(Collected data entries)
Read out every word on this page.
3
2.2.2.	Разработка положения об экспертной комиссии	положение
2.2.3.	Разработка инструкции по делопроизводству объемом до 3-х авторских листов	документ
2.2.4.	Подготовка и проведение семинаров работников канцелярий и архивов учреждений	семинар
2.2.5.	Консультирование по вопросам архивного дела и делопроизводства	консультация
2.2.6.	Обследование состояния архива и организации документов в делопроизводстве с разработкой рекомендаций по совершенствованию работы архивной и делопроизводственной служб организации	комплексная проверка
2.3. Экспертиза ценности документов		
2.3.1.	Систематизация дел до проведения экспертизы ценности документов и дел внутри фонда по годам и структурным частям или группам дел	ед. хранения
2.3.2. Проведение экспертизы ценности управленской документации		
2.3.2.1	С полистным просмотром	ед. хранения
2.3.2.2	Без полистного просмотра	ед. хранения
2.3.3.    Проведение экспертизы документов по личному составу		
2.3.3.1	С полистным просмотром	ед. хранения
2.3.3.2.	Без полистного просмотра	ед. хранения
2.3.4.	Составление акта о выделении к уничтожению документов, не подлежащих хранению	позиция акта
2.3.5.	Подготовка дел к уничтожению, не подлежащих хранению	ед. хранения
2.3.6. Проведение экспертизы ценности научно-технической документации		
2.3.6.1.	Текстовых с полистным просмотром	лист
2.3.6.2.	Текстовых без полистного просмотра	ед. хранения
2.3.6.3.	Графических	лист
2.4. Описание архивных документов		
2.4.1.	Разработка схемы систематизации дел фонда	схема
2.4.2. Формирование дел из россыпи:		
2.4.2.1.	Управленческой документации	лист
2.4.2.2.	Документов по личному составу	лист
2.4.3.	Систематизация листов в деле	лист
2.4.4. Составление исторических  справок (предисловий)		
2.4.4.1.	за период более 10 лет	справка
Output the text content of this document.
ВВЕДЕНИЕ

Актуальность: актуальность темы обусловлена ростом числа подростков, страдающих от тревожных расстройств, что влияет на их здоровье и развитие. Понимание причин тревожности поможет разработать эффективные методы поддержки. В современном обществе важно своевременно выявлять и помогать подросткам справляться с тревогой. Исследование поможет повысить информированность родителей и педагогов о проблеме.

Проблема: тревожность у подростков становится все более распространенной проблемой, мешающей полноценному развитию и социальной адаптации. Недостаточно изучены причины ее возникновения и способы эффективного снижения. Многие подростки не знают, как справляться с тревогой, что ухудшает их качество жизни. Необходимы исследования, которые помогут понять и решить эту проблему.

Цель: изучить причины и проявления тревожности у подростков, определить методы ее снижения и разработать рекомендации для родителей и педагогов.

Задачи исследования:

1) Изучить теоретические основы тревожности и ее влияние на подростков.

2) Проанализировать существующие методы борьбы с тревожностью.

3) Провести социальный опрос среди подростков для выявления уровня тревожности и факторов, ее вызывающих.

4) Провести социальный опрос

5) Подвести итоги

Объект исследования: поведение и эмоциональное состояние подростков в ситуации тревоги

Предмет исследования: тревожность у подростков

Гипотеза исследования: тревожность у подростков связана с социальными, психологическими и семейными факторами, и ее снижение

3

> **WORK TO COMPLETE**
Give back each line above precisely as it stands.

> **EXERCISE RESPONSE**
Read out every word on this page.
3
2.2.2.	Разработка положения об экспертной комиссии	положение
2.2.3.	Разработка инструкции по делопроизводству объемом до 3-х авторских листов	документ
2.2.4.	Подготовка и проведение семинаров работников канцелярий и архивов учреждений	семинар
2.2.5.	Консультирование по вопросам архивного дела и делопроизводства	консультация
2.2.6.	Обследование состояния архива и организации документов в делопроизводстве с разработкой рекомендаций по совершенствованию работы архивной и делопроизводственной служб организации	комплексная проверка
2.3. Экспертиза ценности документов		
2.3.1.	Систематизация дел до проведения экспертизы ценности документов и дел внутри фонда по годам и структурным частям или группам дел	ед. хранения
2.3.2. Проведение экспертизы ценности управленской документации		
2.3.2.1	С полистным просмотром	ед. хранения
2.3.2.2	Без полистного просмотра	ед. хранения
2.3.3.    Проведение экспертизы документов по личному составу		
2.3.3.1	С полистным просмотром	ед. хранения
2.3.3.2.	Без полистного просмотра	ед. хранения
2.3.4.	Составление акта о выделении к уничтожению документов, не подлежащих хранению	позиция акта
2.3.5.	Подготовка дел к уничтожению, не подлежащих хранению	ед. хранения
2.3.6. Проведение экспертизы ценности научно-технической документации		
2.3.6.1.	Текстовых с полистным просмотром	лист
2.3.6.2.	Текстовых без полистного просмотра	ед. хранения
2.3.6.3.	Графических	лист
2.4. Описание архивных документов		
2.4.1.	Разработка схемы систематизации дел фонда	схема
2.4.2. Формирование дел из россыпи:		
2.4.2.1.	Управленческой документации	лист
2.4.2.2.	Документов по личному составу	лист
2.4.3.	Систематизация листов в деле	лист
2.4.4. Составление исторических  справок (предисловий)		
2.4.4.1.	за период более 10 лет	справка
Output the text content of this document.
ВВЕДЕНИЕ

Актуальность: актуальность темы обусловлена ростом числа подростков, страдающих от тревожных расстройств, что влияет на их здоровье и развитие. Понимание причин тревожности поможет разработать эффективные методы поддержки. В современном обществе важно своевременно выявлять и помогать подросткам справляться с тревогой. Исследование поможет повысить информированность родителей и педагогов о проблеме.

Проблема: тревожность у подростков становится все более распространенной проблемой, мешающей полноценному развитию и социальной адаптации. Недостаточно изучены причины ее возникновения и способы эффективного снижения. Многие подростки не знают, как справляться с тревогой, что ухудшает их качество жизни. Необходимы исследования, которые помогут понять и решить эту проблему.

Цель: изучить причины и проявления тревожности у подростков, определить методы ее снижения и разработать рекомендации для родителей и педагогов.

Задачи исследования:

1) Изучить теоретические основы тревожности и ее влияние на подростков.

2) Проанализировать существующие методы борьбы с тревожностью.

3) Провести социальный опрос среди подростков для выявления уровня тревожности и факторов, ее вызывающих.

4) Провести социальный опрос

5) Подвести итоги

Объект исследования: поведение и эмоциональное состояние подростков в ситуации тревоги

Предмет исследования: тревожность у подростков

Гипотеза исследования: тревожность у подростков связана с социальными, психологическими и семейными факторами, и ее снижение

3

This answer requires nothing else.